:: Chart and figure data ::
○ ○ ○ ○
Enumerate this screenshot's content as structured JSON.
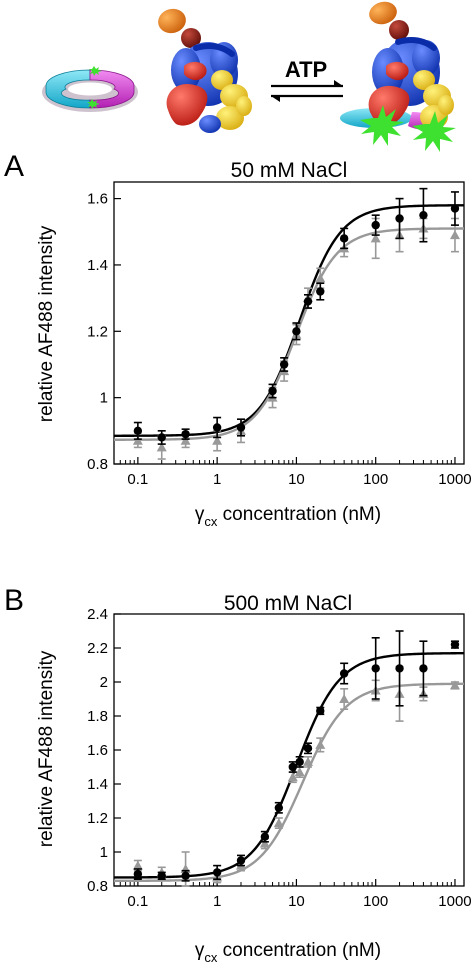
{
  "schematic": {
    "arrow_label": "ATP",
    "colors": {
      "ring_cyan": "#2ec4e0",
      "ring_magenta": "#d62fd6",
      "fluor_green": "#3ee12f",
      "blue": "#1846d8",
      "red": "#e3261e",
      "yellow": "#f6d225",
      "orange": "#ee7a10",
      "darkred": "#8a1510"
    }
  },
  "chart_data": [
    {
      "panel": "A",
      "type": "scatter",
      "title": "50 mM NaCl",
      "xlabel_main": "γ",
      "xlabel_sub": "cx",
      "xlabel_rest": " concentration (nM)",
      "ylabel": "relative AF488 intensity",
      "xscale": "log",
      "xlim": [
        0.05,
        1300
      ],
      "ylim": [
        0.8,
        1.65
      ],
      "xticks": [
        {
          "v": 0.1,
          "label": "0.1"
        },
        {
          "v": 1,
          "label": "1"
        },
        {
          "v": 10,
          "label": "10"
        },
        {
          "v": 100,
          "label": "100"
        },
        {
          "v": 1000,
          "label": "1000"
        }
      ],
      "yticks": [
        {
          "v": 0.8,
          "label": "0.8"
        },
        {
          "v": 1.0,
          "label": "1"
        },
        {
          "v": 1.2,
          "label": "1.2"
        },
        {
          "v": 1.4,
          "label": "1.4"
        },
        {
          "v": 1.6,
          "label": "1.6"
        }
      ],
      "grid": false,
      "series": [
        {
          "color": "#000000",
          "marker": "circle",
          "x": [
            0.1,
            0.2,
            0.4,
            1,
            2,
            5,
            7,
            10,
            14,
            20,
            40,
            100,
            200,
            400,
            1000
          ],
          "y": [
            0.9,
            0.88,
            0.89,
            0.91,
            0.91,
            1.02,
            1.1,
            1.2,
            1.29,
            1.32,
            1.48,
            1.52,
            1.54,
            1.55,
            1.57
          ],
          "err": [
            0.025,
            0.02,
            0.015,
            0.03,
            0.025,
            0.02,
            0.02,
            0.025,
            0.02,
            0.025,
            0.03,
            0.03,
            0.06,
            0.08,
            0.05
          ],
          "fit": {
            "bottom": 0.885,
            "top": 1.58,
            "ec50": 11,
            "hill": 1.7
          }
        },
        {
          "color": "#999999",
          "marker": "triangle",
          "x": [
            0.1,
            0.2,
            0.4,
            1,
            2,
            5,
            7,
            10,
            14,
            20,
            40,
            100,
            200,
            400,
            1000
          ],
          "y": [
            0.87,
            0.85,
            0.87,
            0.87,
            0.9,
            1.0,
            1.08,
            1.19,
            1.3,
            1.36,
            1.45,
            1.48,
            1.49,
            1.51,
            1.49
          ],
          "err": [
            0.02,
            0.035,
            0.02,
            0.03,
            0.035,
            0.03,
            0.03,
            0.03,
            0.03,
            0.03,
            0.025,
            0.06,
            0.05,
            0.03,
            0.05
          ],
          "fit": {
            "bottom": 0.873,
            "top": 1.51,
            "ec50": 10,
            "hill": 1.7
          }
        }
      ]
    },
    {
      "panel": "B",
      "type": "scatter",
      "title": "500 mM NaCl",
      "xlabel_main": "γ",
      "xlabel_sub": "cx",
      "xlabel_rest": " concentration (nM)",
      "ylabel": "relative AF488 intensity",
      "xscale": "log",
      "xlim": [
        0.05,
        1300
      ],
      "ylim": [
        0.8,
        2.4
      ],
      "xticks": [
        {
          "v": 0.1,
          "label": "0.1"
        },
        {
          "v": 1,
          "label": "1"
        },
        {
          "v": 10,
          "label": "10"
        },
        {
          "v": 100,
          "label": "100"
        },
        {
          "v": 1000,
          "label": "1000"
        }
      ],
      "yticks": [
        {
          "v": 0.8,
          "label": "0.8"
        },
        {
          "v": 1.0,
          "label": "1"
        },
        {
          "v": 1.2,
          "label": "1.2"
        },
        {
          "v": 1.4,
          "label": "1.4"
        },
        {
          "v": 1.6,
          "label": "1.6"
        },
        {
          "v": 1.8,
          "label": "1.8"
        },
        {
          "v": 2.0,
          "label": "2"
        },
        {
          "v": 2.2,
          "label": "2.2"
        },
        {
          "v": 2.4,
          "label": "2.4"
        }
      ],
      "grid": false,
      "series": [
        {
          "color": "#000000",
          "marker": "circle",
          "x": [
            0.1,
            0.2,
            0.4,
            1,
            2,
            4,
            6,
            9,
            11,
            14,
            20,
            40,
            100,
            200,
            400,
            1000
          ],
          "y": [
            0.87,
            0.86,
            0.86,
            0.88,
            0.95,
            1.09,
            1.26,
            1.5,
            1.53,
            1.61,
            1.83,
            2.05,
            2.08,
            2.08,
            2.08,
            2.22
          ],
          "err": [
            0.03,
            0.02,
            0.03,
            0.04,
            0.03,
            0.03,
            0.03,
            0.03,
            0.03,
            0.03,
            0.02,
            0.06,
            0.18,
            0.22,
            0.16,
            0.02
          ],
          "fit": {
            "bottom": 0.85,
            "top": 2.17,
            "ec50": 10,
            "hill": 1.6
          }
        },
        {
          "color": "#999999",
          "marker": "triangle",
          "x": [
            0.1,
            0.2,
            0.4,
            1,
            2,
            4,
            6,
            9,
            11,
            14,
            20,
            40,
            100,
            200,
            400,
            1000
          ],
          "y": [
            0.92,
            0.88,
            0.9,
            0.85,
            0.92,
            1.05,
            1.17,
            1.44,
            1.47,
            1.53,
            1.63,
            1.9,
            1.95,
            1.93,
            1.93,
            1.98
          ],
          "err": [
            0.03,
            0.03,
            0.1,
            0.03,
            0.03,
            0.03,
            0.03,
            0.03,
            0.03,
            0.03,
            0.04,
            0.06,
            0.06,
            0.16,
            0.04,
            0.02
          ],
          "fit": {
            "bottom": 0.83,
            "top": 1.99,
            "ec50": 12,
            "hill": 1.6
          }
        }
      ]
    }
  ]
}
○ ○ ○ ○
:: Exercise ::
Every line should be retyped exactly, with the pictures omitted.

:: Output for this task ::
Enumerate this screenshot's content as structured JSON.
{
  "schematic": {
    "arrow_label": "ATP",
    "colors": {
      "ring_cyan": "#2ec4e0",
      "ring_magenta": "#d62fd6",
      "fluor_green": "#3ee12f",
      "blue": "#1846d8",
      "red": "#e3261e",
      "yellow": "#f6d225",
      "orange": "#ee7a10",
      "darkred": "#8a1510"
    }
  },
  "chart_data": [
    {
      "panel": "A",
      "type": "scatter",
      "title": "50 mM NaCl",
      "xlabel_main": "γ",
      "xlabel_sub": "cx",
      "xlabel_rest": " concentration (nM)",
      "ylabel": "relative AF488 intensity",
      "xscale": "log",
      "xlim": [
        0.05,
        1300
      ],
      "ylim": [
        0.8,
        1.65
      ],
      "xticks": [
        {
          "v": 0.1,
          "label": "0.1"
        },
        {
          "v": 1,
          "label": "1"
        },
        {
          "v": 10,
          "label": "10"
        },
        {
          "v": 100,
          "label": "100"
        },
        {
          "v": 1000,
          "label": "1000"
        }
      ],
      "yticks": [
        {
          "v": 0.8,
          "label": "0.8"
        },
        {
          "v": 1.0,
          "label": "1"
        },
        {
          "v": 1.2,
          "label": "1.2"
        },
        {
          "v": 1.4,
          "label": "1.4"
        },
        {
          "v": 1.6,
          "label": "1.6"
        }
      ],
      "grid": false,
      "series": [
        {
          "color": "#000000",
          "marker": "circle",
          "x": [
            0.1,
            0.2,
            0.4,
            1,
            2,
            5,
            7,
            10,
            14,
            20,
            40,
            100,
            200,
            400,
            1000
          ],
          "y": [
            0.9,
            0.88,
            0.89,
            0.91,
            0.91,
            1.02,
            1.1,
            1.2,
            1.29,
            1.32,
            1.48,
            1.52,
            1.54,
            1.55,
            1.57
          ],
          "err": [
            0.025,
            0.02,
            0.015,
            0.03,
            0.025,
            0.02,
            0.02,
            0.025,
            0.02,
            0.025,
            0.03,
            0.03,
            0.06,
            0.08,
            0.05
          ],
          "fit": {
            "bottom": 0.885,
            "top": 1.58,
            "ec50": 11,
            "hill": 1.7
          }
        },
        {
          "color": "#999999",
          "marker": "triangle",
          "x": [
            0.1,
            0.2,
            0.4,
            1,
            2,
            5,
            7,
            10,
            14,
            20,
            40,
            100,
            200,
            400,
            1000
          ],
          "y": [
            0.87,
            0.85,
            0.87,
            0.87,
            0.9,
            1.0,
            1.08,
            1.19,
            1.3,
            1.36,
            1.45,
            1.48,
            1.49,
            1.51,
            1.49
          ],
          "err": [
            0.02,
            0.035,
            0.02,
            0.03,
            0.035,
            0.03,
            0.03,
            0.03,
            0.03,
            0.03,
            0.025,
            0.06,
            0.05,
            0.03,
            0.05
          ],
          "fit": {
            "bottom": 0.873,
            "top": 1.51,
            "ec50": 10,
            "hill": 1.7
          }
        }
      ]
    },
    {
      "panel": "B",
      "type": "scatter",
      "title": "500 mM NaCl",
      "xlabel_main": "γ",
      "xlabel_sub": "cx",
      "xlabel_rest": " concentration (nM)",
      "ylabel": "relative AF488 intensity",
      "xscale": "log",
      "xlim": [
        0.05,
        1300
      ],
      "ylim": [
        0.8,
        2.4
      ],
      "xticks": [
        {
          "v": 0.1,
          "label": "0.1"
        },
        {
          "v": 1,
          "label": "1"
        },
        {
          "v": 10,
          "label": "10"
        },
        {
          "v": 100,
          "label": "100"
        },
        {
          "v": 1000,
          "label": "1000"
        }
      ],
      "yticks": [
        {
          "v": 0.8,
          "label": "0.8"
        },
        {
          "v": 1.0,
          "label": "1"
        },
        {
          "v": 1.2,
          "label": "1.2"
        },
        {
          "v": 1.4,
          "label": "1.4"
        },
        {
          "v": 1.6,
          "label": "1.6"
        },
        {
          "v": 1.8,
          "label": "1.8"
        },
        {
          "v": 2.0,
          "label": "2"
        },
        {
          "v": 2.2,
          "label": "2.2"
        },
        {
          "v": 2.4,
          "label": "2.4"
        }
      ],
      "grid": false,
      "series": [
        {
          "color": "#000000",
          "marker": "circle",
          "x": [
            0.1,
            0.2,
            0.4,
            1,
            2,
            4,
            6,
            9,
            11,
            14,
            20,
            40,
            100,
            200,
            400,
            1000
          ],
          "y": [
            0.87,
            0.86,
            0.86,
            0.88,
            0.95,
            1.09,
            1.26,
            1.5,
            1.53,
            1.61,
            1.83,
            2.05,
            2.08,
            2.08,
            2.08,
            2.22
          ],
          "err": [
            0.03,
            0.02,
            0.03,
            0.04,
            0.03,
            0.03,
            0.03,
            0.03,
            0.03,
            0.03,
            0.02,
            0.06,
            0.18,
            0.22,
            0.16,
            0.02
          ],
          "fit": {
            "bottom": 0.85,
            "top": 2.17,
            "ec50": 10,
            "hill": 1.6
          }
        },
        {
          "color": "#999999",
          "marker": "triangle",
          "x": [
            0.1,
            0.2,
            0.4,
            1,
            2,
            4,
            6,
            9,
            11,
            14,
            20,
            40,
            100,
            200,
            400,
            1000
          ],
          "y": [
            0.92,
            0.88,
            0.9,
            0.85,
            0.92,
            1.05,
            1.17,
            1.44,
            1.47,
            1.53,
            1.63,
            1.9,
            1.95,
            1.93,
            1.93,
            1.98
          ],
          "err": [
            0.03,
            0.03,
            0.1,
            0.03,
            0.03,
            0.03,
            0.03,
            0.03,
            0.03,
            0.03,
            0.04,
            0.06,
            0.06,
            0.16,
            0.04,
            0.02
          ],
          "fit": {
            "bottom": 0.83,
            "top": 1.99,
            "ec50": 12,
            "hill": 1.6
          }
        }
      ]
    }
  ]
}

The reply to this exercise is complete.